Task objective: Print all of the entries exactly, minus the pictures.

(Collected data)
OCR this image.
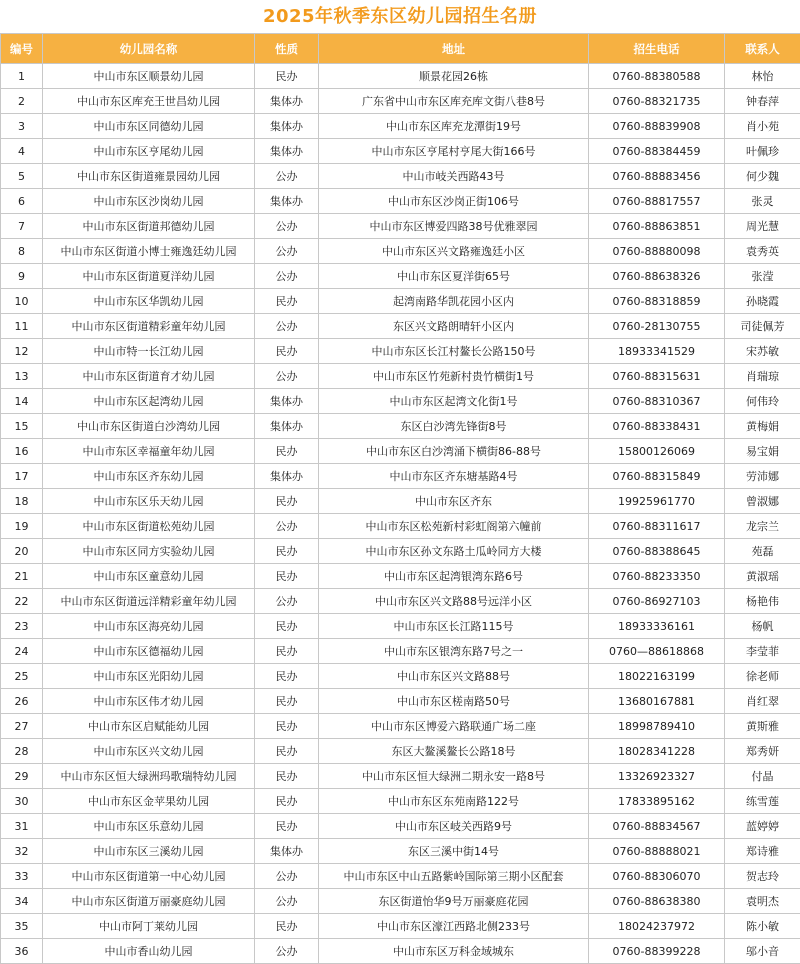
2025年秋季东区幼儿园招生名册
编号	幼儿园名称	性质	地址	招生电话	联系人
1	中山市东区顺景幼儿园	民办	顺景花园26栋	0760-88380588	林怡
2	中山市东区库充王世昌幼儿园	集体办	广东省中山市东区库充库文街八巷8号	0760-88321735	钟春萍
3	中山市东区同德幼儿园	集体办	中山市东区库充龙潭街19号	0760-88839908	肖小苑
4	中山市东区亨尾幼儿园	集体办	中山市东区亨尾村亨尾大街166号	0760-88384459	叶佩珍
5	中山市东区街道雍景园幼儿园	公办	中山市岐关西路43号	0760-88883456	何少魏
6	中山市东区沙岗幼儿园	集体办	中山市东区沙岗正街106号	0760-88817557	张灵
7	中山市东区街道邦德幼儿园	公办	中山市东区博爱四路38号优雅翠园	0760-88863851	周光慧
8	中山市东区街道小博士雍逸廷幼儿园	公办	中山市东区兴文路雍逸廷小区	0760-88880098	袁秀英
9	中山市东区街道夏洋幼儿园	公办	中山市东区夏洋街65号	0760-88638326	张滢
10	中山市东区华凯幼儿园	民办	起湾南路华凯花园小区内	0760-88318859	孙晓霞
11	中山市东区街道精彩童年幼儿园	公办	东区兴文路朗晴轩小区内	0760-28130755	司徒佩芳
12	中山市特一长江幼儿园	民办	中山市东区长江村鳌长公路150号	18933341529	宋苏敏
13	中山市东区街道育才幼儿园	公办	中山市东区竹苑新村贵竹横街1号	0760-88315631	肖瑞琼
14	中山市东区起湾幼儿园	集体办	中山市东区起湾文化街1号	0760-88310367	何伟玲
15	中山市东区街道白沙湾幼儿园	集体办	东区白沙湾先锋街8号	0760-88338431	黄梅娟
16	中山市东区幸福童年幼儿园	民办	中山市东区白沙湾涌下横街86-88号	15800126069	易宝娟
17	中山市东区齐东幼儿园	集体办	中山市东区齐东塘基路4号	0760-88315849	劳沛娜
18	中山市东区乐天幼儿园	民办	中山市东区齐东	19925961770	曾淑娜
19	中山市东区街道松苑幼儿园	公办	中山市东区松苑新村彩虹阁第六幢前	0760-88311617	龙宗兰
20	中山市东区同方实验幼儿园	民办	中山市东区孙文东路土瓜岭同方大楼	0760-88388645	苑磊
21	中山市东区童意幼儿园	民办	中山市东区起湾银湾东路6号	0760-88233350	黄淑瑶
22	中山市东区街道远洋精彩童年幼儿园	公办	中山市东区兴文路88号远洋小区	0760-86927103	杨艳伟
23	中山市东区海亮幼儿园	民办	中山市东区长江路115号	18933336161	杨帆
24	中山市东区德福幼儿园	民办	中山市东区银湾东路7号之一	0760—88618868	李莹菲
25	中山市东区光阳幼儿园	民办	中山市东区兴文路88号	18022163199	徐老师
26	中山市东区伟才幼儿园	民办	中山市东区槎南路50号	13680167881	肖红翠
27	中山市东区启赋能幼儿园	民办	中山市东区博爱六路联通广场二座	18998789410	黄斯雅
28	中山市东区兴文幼儿园	民办	东区大鳌溪鳌长公路18号	18028341228	郑秀妍
29	中山市东区恒大绿洲玛歌瑞特幼儿园	民办	中山市东区恒大绿洲二期永安一路8号	13326923327	付晶
30	中山市东区金苹果幼儿园	民办	中山市东区东苑南路122号	17833895162	练雪莲
31	中山市东区乐意幼儿园	民办	中山市东区岐关西路9号	0760-88834567	蓝婷婷
32	中山市东区三溪幼儿园	集体办	东区三溪中街14号	0760-88888021	郑诗雅
33	中山市东区街道第一中心幼儿园	公办	中山市东区中山五路紫岭国际第三期小区配套	0760-88306070	贺志玲
34	中山市东区街道万丽豪庭幼儿园	公办	东区街道怡华9号万丽豪庭花园	0760-88638380	袁明杰
35	中山市阿丁莱幼儿园	民办	中山市东区濠江西路北侧233号	18024237972	陈小敏
36	中山市香山幼儿园	公办	中山市东区万科金域城东	0760-88399228	邬小音
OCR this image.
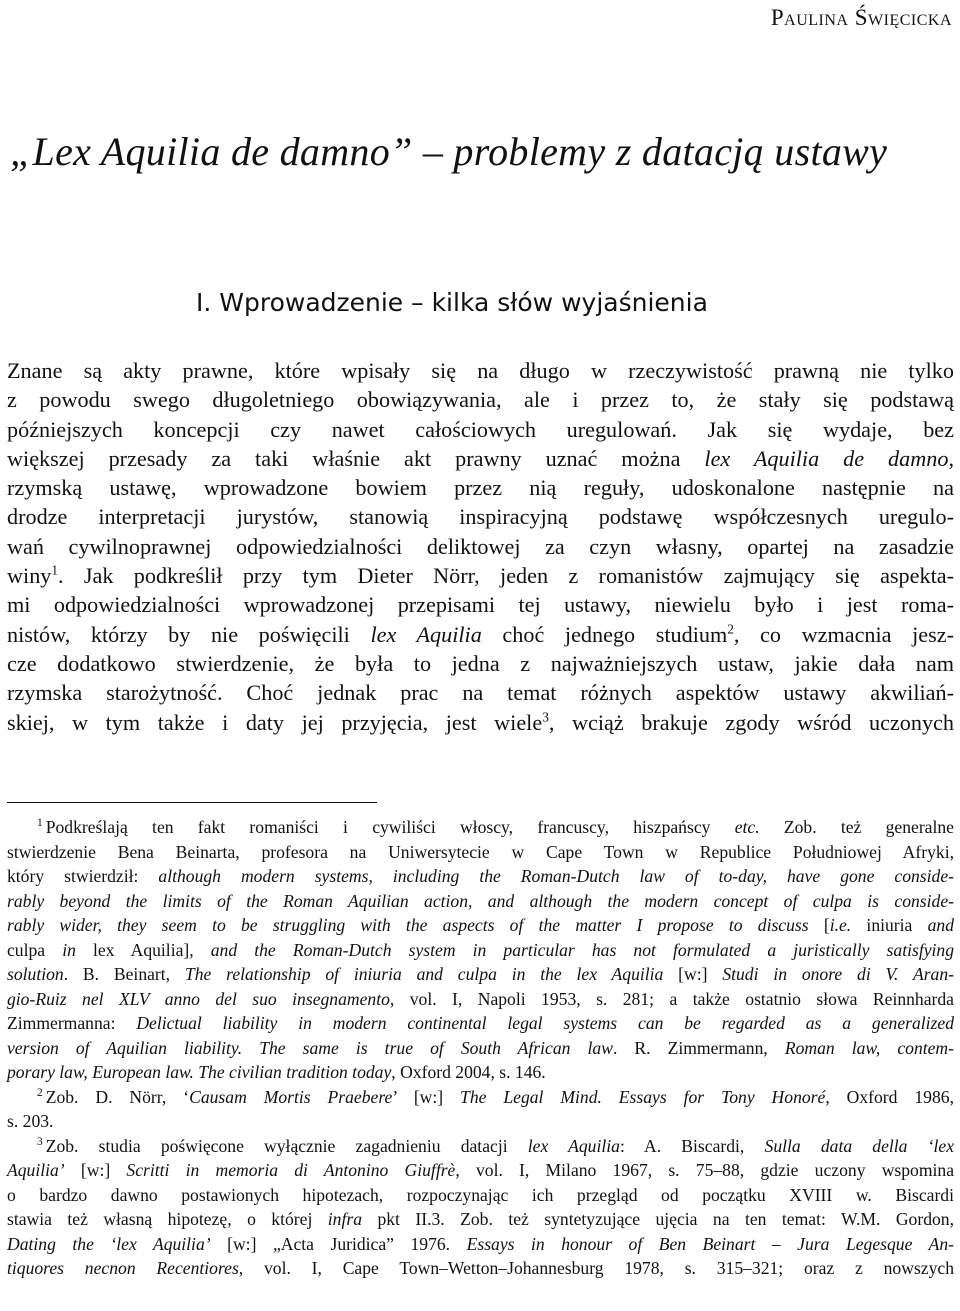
Paulina Święcicka
„Lex Aquilia de damno” – problemy z datacją ustawy
I. Wprowadzenie – kilka słów wyjaśnienia
Znane są akty prawne, które wpisały się na długo w rzeczywistość prawną nie tylko
z powodu swego długoletniego obowiązywania, ale i przez to, że stały się podstawą
późniejszych koncepcji czy nawet całościowych uregulowań. Jak się wydaje, bez
większej przesady za taki właśnie akt prawny uznać można lex Aquilia de damno,
rzymską ustawę, wprowadzone bowiem przez nią reguły, udoskonalone następnie na
drodze interpretacji jurystów, stanowią inspiracyjną podstawę współczesnych uregulo-
wań cywilnoprawnej odpowiedzialności deliktowej za czyn własny, opartej na zasadzie
winy$^1$. Jak podkreślił przy tym Dieter Nörr, jeden z romanistów zajmujący się aspekta-
mi odpowiedzialności wprowadzonej przepisami tej ustawy, niewielu było i jest roma-
nistów, którzy by nie poświęcili lex Aquilia choć jednego studium$^2$, co wzmacnia jesz-
cze dodatkowo stwierdzenie, że była to jedna z najważniejszych ustaw, jakie dała nam
rzymska starożytność. Choć jednak prac na temat różnych aspektów ustawy akwiliań-
skiej, w tym także i daty jej przyjęcia, jest wiele$^3$, wciąż brakuje zgody wśród uczonych
$^1$ Podkreślają ten fakt romaniści i cywiliści włoscy, francuscy, hiszpańscy etc. Zob. też generalne
stwierdzenie Bena Beinarta, profesora na Uniwersytecie w Cape Town w Republice Południowej Afryki,
który stwierdził: although modern systems, including the Roman-Dutch law of to-day, have gone conside-
rably beyond the limits of the Roman Aquilian action, and although the modern concept of culpa is conside-
rably wider, they seem to be struggling with the aspects of the matter I propose to discuss [i.e. iniuria and
culpa in lex Aquilia], and the Roman-Dutch system in particular has not formulated a juristically satisfying
solution. B. Beinart, The relationship of iniuria and culpa in the lex Aquilia [w:] Studi in onore di V. Aran-
gio-Ruiz nel XLV anno del suo insegnamento, vol. I, Napoli 1953, s. 281; a także ostatnio słowa Reinnharda
Zimmermanna: Delictual liability in modern continental legal systems can be regarded as a generalized
version of Aquilian liability. The same is true of South African law. R. Zimmermann, Roman law, contem-
porary law, European law. The civilian tradition today, Oxford 2004, s. 146.
$^2$ Zob. D. Nörr, ‘Causam Mortis Praebere’ [w:] The Legal Mind. Essays for Tony Honoré, Oxford 1986,
s. 203.
$^3$ Zob. studia poświęcone wyłącznie zagadnieniu datacji lex Aquilia: A. Biscardi, Sulla data della ‘lex
Aquilia’ [w:] Scritti in memoria di Antonino Giuffrè, vol. I, Milano 1967, s. 75–88, gdzie uczony wspomina
o bardzo dawno postawionych hipotezach, rozpoczynając ich przegląd od początku XVIII w. Biscardi
stawia też własną hipotezę, o której infra pkt II.3. Zob. też syntetyzujące ujęcia na ten temat: W.M. Gordon,
Dating the ‘lex Aquilia’ [w:] „Acta Juridica” 1976. Essays in honour of Ben Beinart – Jura Legesque An-
tiquores necnon Recentiores, vol. I, Cape Town–Wetton–Johannesburg 1978, s. 315–321; oraz z nowszych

Solution to this problem:
OCR this image.
2025年秋季东区幼儿园招生名册
编号	幼儿园名称	性质	地址	招生电话	联系人
1	中山市东区顺景幼儿园	民办	顺景花园26栋	0760-88380588	林怡
2	中山市东区库充王世昌幼儿园	集体办	广东省中山市东区库充库文街八巷8号	0760-88321735	钟春萍
3	中山市东区同德幼儿园	集体办	中山市东区库充龙潭街19号	0760-88839908	肖小苑
4	中山市东区亨尾幼儿园	集体办	中山市东区亨尾村亨尾大街166号	0760-88384459	叶佩珍
5	中山市东区街道雍景园幼儿园	公办	中山市岐关西路43号	0760-88883456	何少魏
6	中山市东区沙岗幼儿园	集体办	中山市东区沙岗正街106号	0760-88817557	张灵
7	中山市东区街道邦德幼儿园	公办	中山市东区博爱四路38号优雅翠园	0760-88863851	周光慧
8	中山市东区街道小博士雍逸廷幼儿园	公办	中山市东区兴文路雍逸廷小区	0760-88880098	袁秀英
9	中山市东区街道夏洋幼儿园	公办	中山市东区夏洋街65号	0760-88638326	张滢
10	中山市东区华凯幼儿园	民办	起湾南路华凯花园小区内	0760-88318859	孙晓霞
11	中山市东区街道精彩童年幼儿园	公办	东区兴文路朗晴轩小区内	0760-28130755	司徒佩芳
12	中山市特一长江幼儿园	民办	中山市东区长江村鳌长公路150号	18933341529	宋苏敏
13	中山市东区街道育才幼儿园	公办	中山市东区竹苑新村贵竹横街1号	0760-88315631	肖瑞琼
14	中山市东区起湾幼儿园	集体办	中山市东区起湾文化街1号	0760-88310367	何伟玲
15	中山市东区街道白沙湾幼儿园	集体办	东区白沙湾先锋街8号	0760-88338431	黄梅娟
16	中山市东区幸福童年幼儿园	民办	中山市东区白沙湾涌下横街86-88号	15800126069	易宝娟
17	中山市东区齐东幼儿园	集体办	中山市东区齐东塘基路4号	0760-88315849	劳沛娜
18	中山市东区乐天幼儿园	民办	中山市东区齐东	19925961770	曾淑娜
19	中山市东区街道松苑幼儿园	公办	中山市东区松苑新村彩虹阁第六幢前	0760-88311617	龙宗兰
20	中山市东区同方实验幼儿园	民办	中山市东区孙文东路土瓜岭同方大楼	0760-88388645	苑磊
21	中山市东区童意幼儿园	民办	中山市东区起湾银湾东路6号	0760-88233350	黄淑瑶
22	中山市东区街道远洋精彩童年幼儿园	公办	中山市东区兴文路88号远洋小区	0760-86927103	杨艳伟
23	中山市东区海亮幼儿园	民办	中山市东区长江路115号	18933336161	杨帆
24	中山市东区德福幼儿园	民办	中山市东区银湾东路7号之一	0760—88618868	李莹菲
25	中山市东区光阳幼儿园	民办	中山市东区兴文路88号	18022163199	徐老师
26	中山市东区伟才幼儿园	民办	中山市东区槎南路50号	13680167881	肖红翠
27	中山市东区启赋能幼儿园	民办	中山市东区博爱六路联通广场二座	18998789410	黄斯雅
28	中山市东区兴文幼儿园	民办	东区大鳌溪鳌长公路18号	18028341228	郑秀妍
29	中山市东区恒大绿洲玛歌瑞特幼儿园	民办	中山市东区恒大绿洲二期永安一路8号	13326923327	付晶
30	中山市东区金苹果幼儿园	民办	中山市东区东苑南路122号	17833895162	练雪莲
31	中山市东区乐意幼儿园	民办	中山市东区岐关西路9号	0760-88834567	蓝婷婷
32	中山市东区三溪幼儿园	集体办	东区三溪中街14号	0760-88888021	郑诗雅
33	中山市东区街道第一中心幼儿园	公办	中山市东区中山五路紫岭国际第三期小区配套	0760-88306070	贺志玲
34	中山市东区街道万丽豪庭幼儿园	公办	东区街道怡华9号万丽豪庭花园	0760-88638380	袁明杰
35	中山市阿丁莱幼儿园	民办	中山市东区濠江西路北侧233号	18024237972	陈小敏
36	中山市香山幼儿园	公办	中山市东区万科金域城东	0760-88399228	邬小音
OCR this image.
Paulina Święcicka
„Lex Aquilia de damno” – problemy z datacją ustawy
I. Wprowadzenie – kilka słów wyjaśnienia
Znane są akty prawne, które wpisały się na długo w rzeczywistość prawną nie tylko
z powodu swego długoletniego obowiązywania, ale i przez to, że stały się podstawą
późniejszych koncepcji czy nawet całościowych uregulowań. Jak się wydaje, bez
większej przesady za taki właśnie akt prawny uznać można lex Aquilia de damno,
rzymską ustawę, wprowadzone bowiem przez nią reguły, udoskonalone następnie na
drodze interpretacji jurystów, stanowią inspiracyjną podstawę współczesnych uregulo-
wań cywilnoprawnej odpowiedzialności deliktowej za czyn własny, opartej na zasadzie
winy$^1$. Jak podkreślił przy tym Dieter Nörr, jeden z romanistów zajmujący się aspekta-
mi odpowiedzialności wprowadzonej przepisami tej ustawy, niewielu było i jest roma-
nistów, którzy by nie poświęcili lex Aquilia choć jednego studium$^2$, co wzmacnia jesz-
cze dodatkowo stwierdzenie, że była to jedna z najważniejszych ustaw, jakie dała nam
rzymska starożytność. Choć jednak prac na temat różnych aspektów ustawy akwiliań-
skiej, w tym także i daty jej przyjęcia, jest wiele$^3$, wciąż brakuje zgody wśród uczonych
$^1$ Podkreślają ten fakt romaniści i cywiliści włoscy, francuscy, hiszpańscy etc. Zob. też generalne
stwierdzenie Bena Beinarta, profesora na Uniwersytecie w Cape Town w Republice Południowej Afryki,
który stwierdził: although modern systems, including the Roman-Dutch law of to-day, have gone conside-
rably beyond the limits of the Roman Aquilian action, and although the modern concept of culpa is conside-
rably wider, they seem to be struggling with the aspects of the matter I propose to discuss [i.e. iniuria and
culpa in lex Aquilia], and the Roman-Dutch system in particular has not formulated a juristically satisfying
solution. B. Beinart, The relationship of iniuria and culpa in the lex Aquilia [w:] Studi in onore di V. Aran-
gio-Ruiz nel XLV anno del suo insegnamento, vol. I, Napoli 1953, s. 281; a także ostatnio słowa Reinnharda
Zimmermanna: Delictual liability in modern continental legal systems can be regarded as a generalized
version of Aquilian liability. The same is true of South African law. R. Zimmermann, Roman law, contem-
porary law, European law. The civilian tradition today, Oxford 2004, s. 146.
$^2$ Zob. D. Nörr, ‘Causam Mortis Praebere’ [w:] The Legal Mind. Essays for Tony Honoré, Oxford 1986,
s. 203.
$^3$ Zob. studia poświęcone wyłącznie zagadnieniu datacji lex Aquilia: A. Biscardi, Sulla data della ‘lex
Aquilia’ [w:] Scritti in memoria di Antonino Giuffrè, vol. I, Milano 1967, s. 75–88, gdzie uczony wspomina
o bardzo dawno postawionych hipotezach, rozpoczynając ich przegląd od początku XVIII w. Biscardi
stawia też własną hipotezę, o której infra pkt II.3. Zob. też syntetyzujące ujęcia na ten temat: W.M. Gordon,
Dating the ‘lex Aquilia’ [w:] „Acta Juridica” 1976. Essays in honour of Ben Beinart – Jura Legesque An-
tiquores necnon Recentiores, vol. I, Cape Town–Wetton–Johannesburg 1978, s. 315–321; oraz z nowszych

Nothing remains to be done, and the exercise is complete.